What to work on
All of the data below must be repeated exactly.

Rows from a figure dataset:
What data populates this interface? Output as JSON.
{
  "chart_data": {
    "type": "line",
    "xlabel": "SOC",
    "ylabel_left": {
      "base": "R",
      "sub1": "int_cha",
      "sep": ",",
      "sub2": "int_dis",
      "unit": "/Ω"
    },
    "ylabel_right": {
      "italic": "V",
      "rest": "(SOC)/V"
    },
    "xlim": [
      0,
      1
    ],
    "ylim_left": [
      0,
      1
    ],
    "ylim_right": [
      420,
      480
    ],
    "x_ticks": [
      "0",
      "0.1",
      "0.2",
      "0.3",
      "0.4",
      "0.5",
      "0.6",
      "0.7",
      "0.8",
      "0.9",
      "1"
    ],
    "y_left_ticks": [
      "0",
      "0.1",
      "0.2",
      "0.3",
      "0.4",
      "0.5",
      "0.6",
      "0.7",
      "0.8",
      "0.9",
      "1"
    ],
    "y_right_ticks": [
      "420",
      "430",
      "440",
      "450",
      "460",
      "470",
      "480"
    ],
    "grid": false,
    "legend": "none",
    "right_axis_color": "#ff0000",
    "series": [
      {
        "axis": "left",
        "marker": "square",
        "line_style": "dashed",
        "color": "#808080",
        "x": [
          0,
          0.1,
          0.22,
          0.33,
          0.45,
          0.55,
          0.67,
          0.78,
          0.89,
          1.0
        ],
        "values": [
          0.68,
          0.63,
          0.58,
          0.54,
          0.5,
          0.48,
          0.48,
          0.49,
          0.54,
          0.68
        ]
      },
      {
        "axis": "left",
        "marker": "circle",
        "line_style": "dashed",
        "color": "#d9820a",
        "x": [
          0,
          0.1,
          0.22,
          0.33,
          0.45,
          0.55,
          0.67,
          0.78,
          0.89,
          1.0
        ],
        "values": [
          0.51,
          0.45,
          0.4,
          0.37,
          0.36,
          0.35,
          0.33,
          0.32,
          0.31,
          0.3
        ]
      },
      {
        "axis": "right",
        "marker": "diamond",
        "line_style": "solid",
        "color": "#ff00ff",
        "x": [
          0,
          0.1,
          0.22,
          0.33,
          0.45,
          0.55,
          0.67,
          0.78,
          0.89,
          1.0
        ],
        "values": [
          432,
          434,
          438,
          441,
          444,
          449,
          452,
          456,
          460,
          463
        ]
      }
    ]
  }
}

Answer to the problem
What data populates this interface? Output as JSON.
{
  "chart_data": {
    "type": "line",
    "xlabel": "SOC",
    "ylabel_left": {
      "base": "R",
      "sub1": "int_cha",
      "sep": ",",
      "sub2": "int_dis",
      "unit": "/Ω"
    },
    "ylabel_right": {
      "italic": "V",
      "rest": "(SOC)/V"
    },
    "xlim": [
      0,
      1
    ],
    "ylim_left": [
      0,
      1
    ],
    "ylim_right": [
      420,
      480
    ],
    "x_ticks": [
      "0",
      "0.1",
      "0.2",
      "0.3",
      "0.4",
      "0.5",
      "0.6",
      "0.7",
      "0.8",
      "0.9",
      "1"
    ],
    "y_left_ticks": [
      "0",
      "0.1",
      "0.2",
      "0.3",
      "0.4",
      "0.5",
      "0.6",
      "0.7",
      "0.8",
      "0.9",
      "1"
    ],
    "y_right_ticks": [
      "420",
      "430",
      "440",
      "450",
      "460",
      "470",
      "480"
    ],
    "grid": false,
    "legend": "none",
    "right_axis_color": "#ff0000",
    "series": [
      {
        "axis": "left",
        "marker": "square",
        "line_style": "dashed",
        "color": "#808080",
        "x": [
          0,
          0.1,
          0.22,
          0.33,
          0.45,
          0.55,
          0.67,
          0.78,
          0.89,
          1.0
        ],
        "values": [
          0.68,
          0.63,
          0.58,
          0.54,
          0.5,
          0.48,
          0.48,
          0.49,
          0.54,
          0.68
        ]
      },
      {
        "axis": "left",
        "marker": "circle",
        "line_style": "dashed",
        "color": "#d9820a",
        "x": [
          0,
          0.1,
          0.22,
          0.33,
          0.45,
          0.55,
          0.67,
          0.78,
          0.89,
          1.0
        ],
        "values": [
          0.51,
          0.45,
          0.4,
          0.37,
          0.36,
          0.35,
          0.33,
          0.32,
          0.31,
          0.3
        ]
      },
      {
        "axis": "right",
        "marker": "diamond",
        "line_style": "solid",
        "color": "#ff00ff",
        "x": [
          0,
          0.1,
          0.22,
          0.33,
          0.45,
          0.55,
          0.67,
          0.78,
          0.89,
          1.0
        ],
        "values": [
          432,
          434,
          438,
          441,
          444,
          449,
          452,
          456,
          460,
          463
        ]
      }
    ]
  }
}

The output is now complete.